- Exercise details: Please repeat all of the lines that follow, exactly as written.

Collected data entries

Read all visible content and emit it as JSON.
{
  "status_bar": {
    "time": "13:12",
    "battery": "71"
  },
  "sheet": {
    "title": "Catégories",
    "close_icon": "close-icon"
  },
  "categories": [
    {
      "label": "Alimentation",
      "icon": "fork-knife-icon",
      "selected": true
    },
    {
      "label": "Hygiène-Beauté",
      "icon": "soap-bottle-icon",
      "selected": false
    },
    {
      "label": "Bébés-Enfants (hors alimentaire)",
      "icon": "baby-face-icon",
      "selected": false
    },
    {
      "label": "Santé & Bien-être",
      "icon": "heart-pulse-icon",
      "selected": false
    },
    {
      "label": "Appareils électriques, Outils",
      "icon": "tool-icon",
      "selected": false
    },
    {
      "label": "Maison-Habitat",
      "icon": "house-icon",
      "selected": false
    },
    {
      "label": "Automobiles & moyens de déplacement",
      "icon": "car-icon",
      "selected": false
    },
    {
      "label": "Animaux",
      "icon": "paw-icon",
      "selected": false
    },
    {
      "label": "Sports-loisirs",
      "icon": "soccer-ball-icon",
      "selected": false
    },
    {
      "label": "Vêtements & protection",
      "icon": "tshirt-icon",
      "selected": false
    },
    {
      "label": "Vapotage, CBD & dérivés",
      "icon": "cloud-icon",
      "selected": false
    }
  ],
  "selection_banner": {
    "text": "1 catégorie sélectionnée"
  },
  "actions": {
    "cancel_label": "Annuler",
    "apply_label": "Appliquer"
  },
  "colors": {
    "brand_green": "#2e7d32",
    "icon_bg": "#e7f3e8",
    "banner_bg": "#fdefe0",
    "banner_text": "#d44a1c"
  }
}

- Exercise output:
Read all visible content and emit it as JSON.
{
  "status_bar": {
    "time": "13:12",
    "battery": "71"
  },
  "sheet": {
    "title": "Catégories",
    "close_icon": "close-icon"
  },
  "categories": [
    {
      "label": "Alimentation",
      "icon": "fork-knife-icon",
      "selected": true
    },
    {
      "label": "Hygiène-Beauté",
      "icon": "soap-bottle-icon",
      "selected": false
    },
    {
      "label": "Bébés-Enfants (hors alimentaire)",
      "icon": "baby-face-icon",
      "selected": false
    },
    {
      "label": "Santé & Bien-être",
      "icon": "heart-pulse-icon",
      "selected": false
    },
    {
      "label": "Appareils électriques, Outils",
      "icon": "tool-icon",
      "selected": false
    },
    {
      "label": "Maison-Habitat",
      "icon": "house-icon",
      "selected": false
    },
    {
      "label": "Automobiles & moyens de déplacement",
      "icon": "car-icon",
      "selected": false
    },
    {
      "label": "Animaux",
      "icon": "paw-icon",
      "selected": false
    },
    {
      "label": "Sports-loisirs",
      "icon": "soccer-ball-icon",
      "selected": false
    },
    {
      "label": "Vêtements & protection",
      "icon": "tshirt-icon",
      "selected": false
    },
    {
      "label": "Vapotage, CBD & dérivés",
      "icon": "cloud-icon",
      "selected": false
    }
  ],
  "selection_banner": {
    "text": "1 catégorie sélectionnée"
  },
  "actions": {
    "cancel_label": "Annuler",
    "apply_label": "Appliquer"
  },
  "colors": {
    "brand_green": "#2e7d32",
    "icon_bg": "#e7f3e8",
    "banner_bg": "#fdefe0",
    "banner_text": "#d44a1c"
  }
}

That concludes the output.